** Start Supplied records **

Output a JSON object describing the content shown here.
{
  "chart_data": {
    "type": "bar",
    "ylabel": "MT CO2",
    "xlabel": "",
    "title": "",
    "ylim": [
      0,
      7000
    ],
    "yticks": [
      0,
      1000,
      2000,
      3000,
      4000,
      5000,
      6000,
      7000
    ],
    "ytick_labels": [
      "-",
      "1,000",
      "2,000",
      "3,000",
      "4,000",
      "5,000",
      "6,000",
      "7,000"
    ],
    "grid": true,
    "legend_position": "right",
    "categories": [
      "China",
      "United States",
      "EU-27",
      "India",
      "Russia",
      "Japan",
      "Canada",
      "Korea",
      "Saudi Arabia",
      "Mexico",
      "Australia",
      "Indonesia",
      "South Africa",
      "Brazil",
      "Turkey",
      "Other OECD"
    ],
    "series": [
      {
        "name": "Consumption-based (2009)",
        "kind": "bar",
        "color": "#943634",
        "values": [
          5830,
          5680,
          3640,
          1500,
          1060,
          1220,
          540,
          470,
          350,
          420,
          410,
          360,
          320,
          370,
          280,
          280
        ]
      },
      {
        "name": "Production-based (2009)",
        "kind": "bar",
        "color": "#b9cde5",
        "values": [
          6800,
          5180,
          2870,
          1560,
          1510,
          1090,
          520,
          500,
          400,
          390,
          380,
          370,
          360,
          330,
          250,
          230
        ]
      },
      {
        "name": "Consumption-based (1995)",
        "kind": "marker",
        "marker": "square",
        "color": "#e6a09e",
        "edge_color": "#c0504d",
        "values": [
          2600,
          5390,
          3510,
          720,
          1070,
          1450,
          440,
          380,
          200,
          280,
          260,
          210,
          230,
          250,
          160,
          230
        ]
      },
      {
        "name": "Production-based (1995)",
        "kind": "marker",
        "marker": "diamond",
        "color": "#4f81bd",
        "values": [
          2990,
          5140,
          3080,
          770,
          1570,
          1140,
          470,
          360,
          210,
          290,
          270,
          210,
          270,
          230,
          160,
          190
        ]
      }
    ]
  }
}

** End Supplied records **

Output the entries exactly.

Worked answer →
Output a JSON object describing the content shown here.
{
  "chart_data": {
    "type": "bar",
    "ylabel": "MT CO2",
    "xlabel": "",
    "title": "",
    "ylim": [
      0,
      7000
    ],
    "yticks": [
      0,
      1000,
      2000,
      3000,
      4000,
      5000,
      6000,
      7000
    ],
    "ytick_labels": [
      "-",
      "1,000",
      "2,000",
      "3,000",
      "4,000",
      "5,000",
      "6,000",
      "7,000"
    ],
    "grid": true,
    "legend_position": "right",
    "categories": [
      "China",
      "United States",
      "EU-27",
      "India",
      "Russia",
      "Japan",
      "Canada",
      "Korea",
      "Saudi Arabia",
      "Mexico",
      "Australia",
      "Indonesia",
      "South Africa",
      "Brazil",
      "Turkey",
      "Other OECD"
    ],
    "series": [
      {
        "name": "Consumption-based (2009)",
        "kind": "bar",
        "color": "#943634",
        "values": [
          5830,
          5680,
          3640,
          1500,
          1060,
          1220,
          540,
          470,
          350,
          420,
          410,
          360,
          320,
          370,
          280,
          280
        ]
      },
      {
        "name": "Production-based (2009)",
        "kind": "bar",
        "color": "#b9cde5",
        "values": [
          6800,
          5180,
          2870,
          1560,
          1510,
          1090,
          520,
          500,
          400,
          390,
          380,
          370,
          360,
          330,
          250,
          230
        ]
      },
      {
        "name": "Consumption-based (1995)",
        "kind": "marker",
        "marker": "square",
        "color": "#e6a09e",
        "edge_color": "#c0504d",
        "values": [
          2600,
          5390,
          3510,
          720,
          1070,
          1450,
          440,
          380,
          200,
          280,
          260,
          210,
          230,
          250,
          160,
          230
        ]
      },
      {
        "name": "Production-based (1995)",
        "kind": "marker",
        "marker": "diamond",
        "color": "#4f81bd",
        "values": [
          2990,
          5140,
          3080,
          770,
          1570,
          1140,
          470,
          360,
          210,
          290,
          270,
          210,
          270,
          230,
          160,
          190
        ]
      }
    ]
  }
}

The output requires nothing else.